◆ Task statement ◆
From the listing below, pick out each line with the word "Nostro".

──────────

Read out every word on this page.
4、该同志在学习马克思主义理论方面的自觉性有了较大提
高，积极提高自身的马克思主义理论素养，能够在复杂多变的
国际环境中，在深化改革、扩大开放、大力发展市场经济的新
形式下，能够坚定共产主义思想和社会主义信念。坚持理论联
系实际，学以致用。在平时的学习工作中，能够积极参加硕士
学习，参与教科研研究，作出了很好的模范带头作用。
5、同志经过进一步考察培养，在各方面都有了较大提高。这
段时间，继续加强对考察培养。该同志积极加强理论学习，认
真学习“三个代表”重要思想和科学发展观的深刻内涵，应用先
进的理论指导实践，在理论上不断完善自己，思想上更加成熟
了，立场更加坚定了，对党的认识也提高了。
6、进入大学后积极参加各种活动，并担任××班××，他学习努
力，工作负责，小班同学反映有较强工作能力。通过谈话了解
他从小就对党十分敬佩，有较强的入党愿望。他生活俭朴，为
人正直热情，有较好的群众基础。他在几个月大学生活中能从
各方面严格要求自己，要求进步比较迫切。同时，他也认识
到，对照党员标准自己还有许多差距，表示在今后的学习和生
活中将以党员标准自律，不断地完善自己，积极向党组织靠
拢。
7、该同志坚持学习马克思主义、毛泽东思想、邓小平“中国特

──────────

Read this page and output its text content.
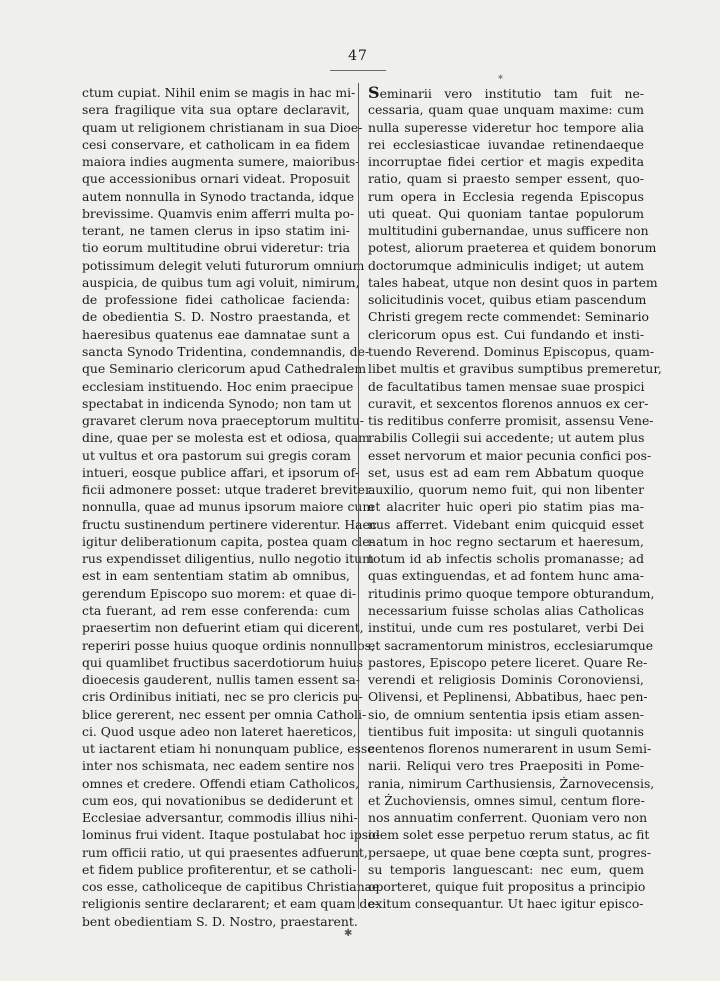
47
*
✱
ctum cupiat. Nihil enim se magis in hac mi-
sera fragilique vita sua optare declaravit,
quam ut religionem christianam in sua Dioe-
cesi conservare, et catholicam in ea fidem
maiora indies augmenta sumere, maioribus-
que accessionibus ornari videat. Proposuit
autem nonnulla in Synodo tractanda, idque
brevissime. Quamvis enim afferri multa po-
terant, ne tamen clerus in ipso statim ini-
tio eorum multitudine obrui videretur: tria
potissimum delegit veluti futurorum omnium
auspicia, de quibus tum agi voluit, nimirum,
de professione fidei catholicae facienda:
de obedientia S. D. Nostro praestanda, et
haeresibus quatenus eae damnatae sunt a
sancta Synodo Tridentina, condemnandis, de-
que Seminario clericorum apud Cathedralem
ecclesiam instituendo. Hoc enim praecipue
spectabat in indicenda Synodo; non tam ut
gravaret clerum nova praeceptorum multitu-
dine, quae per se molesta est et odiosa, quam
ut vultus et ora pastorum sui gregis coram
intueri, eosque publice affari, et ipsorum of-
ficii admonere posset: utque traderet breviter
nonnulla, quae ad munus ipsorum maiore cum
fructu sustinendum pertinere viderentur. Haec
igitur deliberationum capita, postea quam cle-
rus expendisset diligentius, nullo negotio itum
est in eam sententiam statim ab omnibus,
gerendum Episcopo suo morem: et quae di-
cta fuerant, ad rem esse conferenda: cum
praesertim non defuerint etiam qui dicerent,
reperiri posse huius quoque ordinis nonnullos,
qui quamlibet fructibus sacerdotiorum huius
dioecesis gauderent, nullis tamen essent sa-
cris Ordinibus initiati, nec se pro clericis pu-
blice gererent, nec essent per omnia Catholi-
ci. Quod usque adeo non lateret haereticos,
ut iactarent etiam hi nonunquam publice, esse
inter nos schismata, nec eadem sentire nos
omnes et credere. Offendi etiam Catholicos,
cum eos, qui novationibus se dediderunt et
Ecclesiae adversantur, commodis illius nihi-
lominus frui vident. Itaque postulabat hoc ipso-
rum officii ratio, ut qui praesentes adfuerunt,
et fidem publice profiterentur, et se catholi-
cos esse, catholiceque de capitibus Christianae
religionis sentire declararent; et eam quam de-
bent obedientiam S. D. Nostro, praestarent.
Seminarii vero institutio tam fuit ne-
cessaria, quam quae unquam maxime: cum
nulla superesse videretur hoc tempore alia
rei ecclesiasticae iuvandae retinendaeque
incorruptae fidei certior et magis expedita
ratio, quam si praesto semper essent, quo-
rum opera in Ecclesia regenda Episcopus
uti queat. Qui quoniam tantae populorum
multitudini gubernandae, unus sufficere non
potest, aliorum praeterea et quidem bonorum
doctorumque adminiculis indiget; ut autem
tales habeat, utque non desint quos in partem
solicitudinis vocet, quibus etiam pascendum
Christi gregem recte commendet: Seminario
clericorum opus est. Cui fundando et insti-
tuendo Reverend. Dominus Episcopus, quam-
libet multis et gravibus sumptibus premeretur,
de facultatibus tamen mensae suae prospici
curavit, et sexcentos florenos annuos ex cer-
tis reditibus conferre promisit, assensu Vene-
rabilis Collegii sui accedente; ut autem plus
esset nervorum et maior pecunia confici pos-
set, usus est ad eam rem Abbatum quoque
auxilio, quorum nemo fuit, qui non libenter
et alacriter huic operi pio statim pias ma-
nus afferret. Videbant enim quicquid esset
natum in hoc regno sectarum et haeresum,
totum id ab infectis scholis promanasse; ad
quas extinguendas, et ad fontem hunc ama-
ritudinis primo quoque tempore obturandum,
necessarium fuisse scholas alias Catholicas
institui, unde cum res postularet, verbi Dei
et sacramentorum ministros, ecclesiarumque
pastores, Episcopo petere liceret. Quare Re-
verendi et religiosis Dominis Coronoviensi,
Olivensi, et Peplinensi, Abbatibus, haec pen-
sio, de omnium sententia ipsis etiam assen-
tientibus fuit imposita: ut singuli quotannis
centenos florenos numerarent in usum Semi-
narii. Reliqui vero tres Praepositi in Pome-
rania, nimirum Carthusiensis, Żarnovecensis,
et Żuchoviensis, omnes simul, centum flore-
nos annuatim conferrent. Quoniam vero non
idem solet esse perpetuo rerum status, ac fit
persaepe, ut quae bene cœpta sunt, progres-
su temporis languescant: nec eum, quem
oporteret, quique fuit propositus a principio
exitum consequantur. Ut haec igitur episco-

──────────

◆ Solution ◆
de obedientia S. D. Nostro praestanda, et
bent obedientiam S. D. Nostro, praestarent.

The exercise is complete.